### Document content entries
+ + + + + + +

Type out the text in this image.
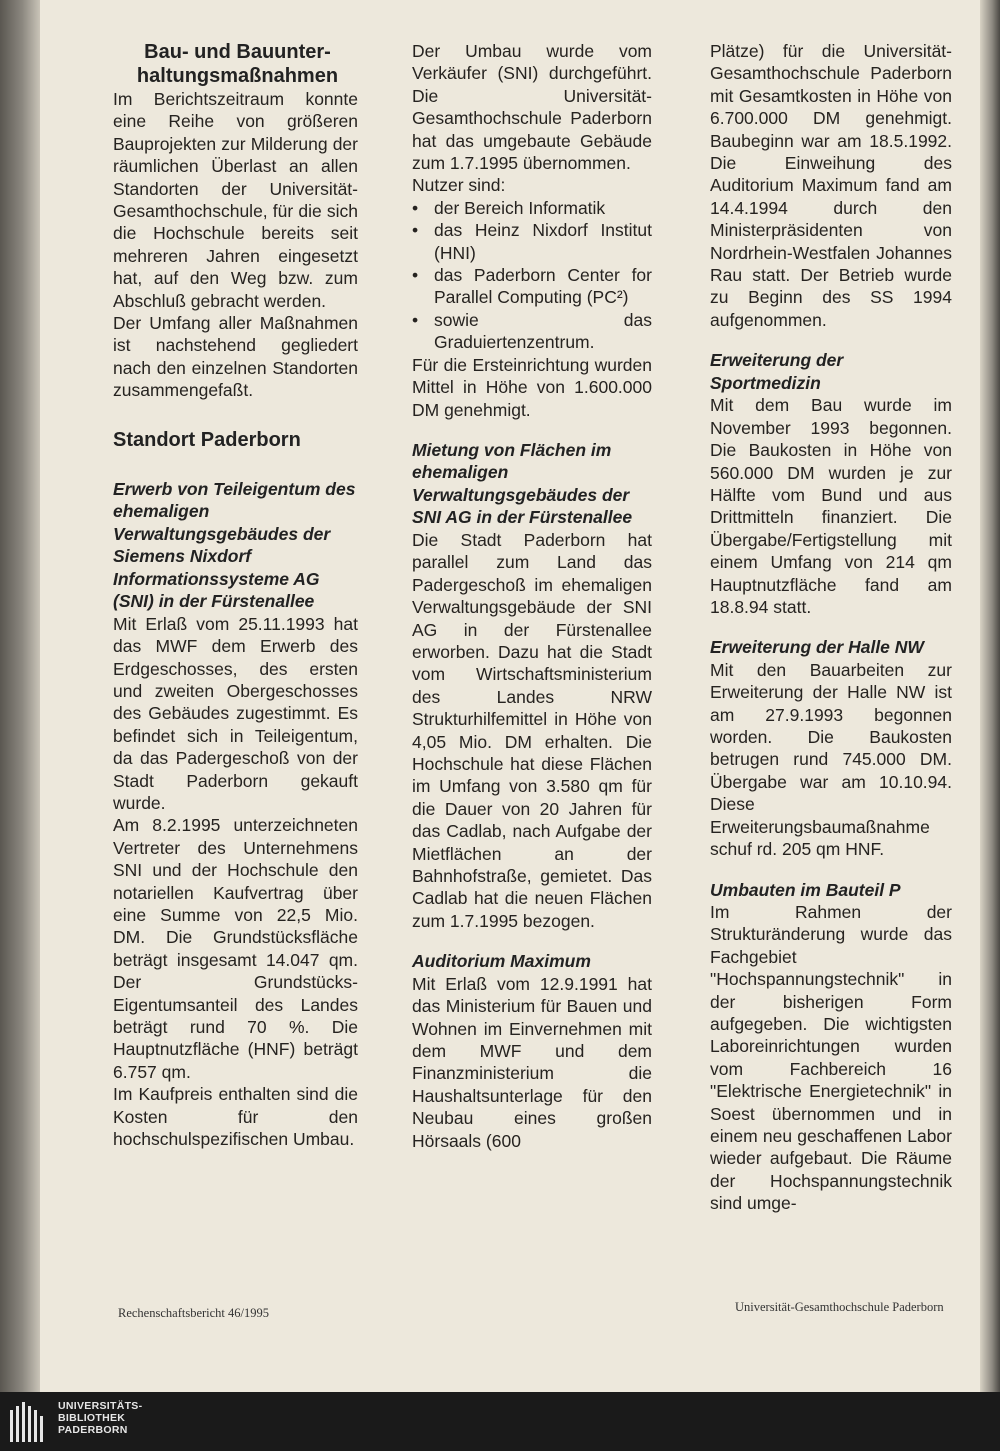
Bau- und Bauunter-haltungsmaßnahmen

Im Berichtszeitraum konnte eine Reihe von größeren Bauprojekten zur Milderung der räumlichen Überlast an allen Standorten der Universität-Gesamthochschule, für die sich die Hochschule bereits seit mehreren Jahren eingesetzt hat, auf den Weg bzw. zum Abschluß gebracht werden.

Der Umfang aller Maßnahmen ist nachstehend gegliedert nach den einzelnen Standorten zusammengefaßt.

Standort Paderborn
Erwerb von Teileigentum des ehemaligen Verwaltungsgebäudes der Siemens Nixdorf Informationssysteme AG (SNI) in der Fürstenallee

Mit Erlaß vom 25.11.1993 hat das MWF dem Erwerb des Erdgeschosses, des ersten und zweiten Obergeschosses des Gebäudes zugestimmt. Es befindet sich in Teileigentum, da das Padergeschoß von der Stadt Paderborn gekauft wurde.

Am 8.2.1995 unterzeichneten Vertreter des Unternehmens SNI und der Hochschule den notariellen Kaufvertrag über eine Summe von 22,5 Mio. DM. Die Grundstücksfläche beträgt insgesamt 14.047 qm. Der Grundstücks-Eigentumsanteil des Landes beträgt rund 70 %. Die Hauptnutzfläche (HNF) beträgt 6.757 qm.

Im Kaufpreis enthalten sind die Kosten für den hochschulspezifischen Umbau.

Der Umbau wurde vom Verkäufer (SNI) durchgeführt. Die Universität-Gesamthochschule Paderborn hat das umgebaute Gebäude zum 1.7.1995 übernommen.

Nutzer sind:

• der Bereich Informatik
• das Heinz Nixdorf Institut (HNI)
• das Paderborn Center for Parallel Computing (PC²)
• sowie das Graduiertenzentrum.

Für die Ersteinrichtung wurden Mittel in Höhe von 1.600.000 DM genehmigt.

Mietung von Flächen im ehemaligen Verwaltungsgebäudes der SNI AG in der Fürstenallee

Die Stadt Paderborn hat parallel zum Land das Padergeschoß im ehemaligen Verwaltungsgebäude der SNI AG in der Fürstenallee erworben. Dazu hat die Stadt vom Wirtschaftsministerium des Landes NRW Strukturhilfemittel in Höhe von 4,05 Mio. DM erhalten. Die Hochschule hat diese Flächen im Umfang von 3.580 qm für die Dauer von 20 Jahren für das Cadlab, nach Aufgabe der Mietflächen an der Bahnhofstraße, gemietet. Das Cadlab hat die neuen Flächen zum 1.7.1995 bezogen.

Auditorium Maximum

Mit Erlaß vom 12.9.1991 hat das Ministerium für Bauen und Wohnen im Einvernehmen mit dem MWF und dem Finanzministerium die Haushaltsunterlage für den Neubau eines großen Hörsaals (600

Plätze) für die Universität-Gesamthochschule Paderborn mit Gesamtkosten in Höhe von 6.700.000 DM genehmigt. Baubeginn war am 18.5.1992. Die Einweihung des Auditorium Maximum fand am 14.4.1994 durch den Ministerpräsidenten von Nordrhein-Westfalen Johannes Rau statt. Der Betrieb wurde zu Beginn des SS 1994 aufgenommen.

Erweiterung der Sportmedizin

Mit dem Bau wurde im November 1993 begonnen. Die Baukosten in Höhe von 560.000 DM wurden je zur Hälfte vom Bund und aus Drittmitteln finanziert. Die Übergabe/Fertigstellung mit einem Umfang von 214 qm Hauptnutzfläche fand am 18.8.94 statt.

Erweiterung der Halle NW

Mit den Bauarbeiten zur Erweiterung der Halle NW ist am 27.9.1993 begonnen worden. Die Baukosten betrugen rund 745.000 DM. Übergabe war am 10.10.94. Diese Erweiterungsbaumaßnahme schuf rd. 205 qm HNF.

Umbauten im Bauteil P

Im Rahmen der Strukturänderung wurde das Fachgebiet "Hochspannungstechnik" in der bisherigen Form aufgegeben. Die wichtigsten Laboreinrichtungen wurden vom Fachbereich 16 "Elektrische Energietechnik" in Soest übernommen und in einem neu geschaffenen Labor wieder aufgebaut. Die Räume der Hochspannungstechnik sind umge-

Rechenschaftsbericht 46/1995	Universität-Gesamthochschule Paderborn
UNIVERSITÄTS-
BIBLIOTHEK
PADERBORN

+ + + + + + +

### Exercise goal
Wherever a line of the data holds "Nixdorf", copy that line.

### Answer for this exercise
Erwerb von Teileigentum des ehemaligen Verwaltungsgebäudes der Siemens Nixdorf Informationssysteme AG (SNI) in der Fürstenallee
• das Heinz Nixdorf Institut (HNI)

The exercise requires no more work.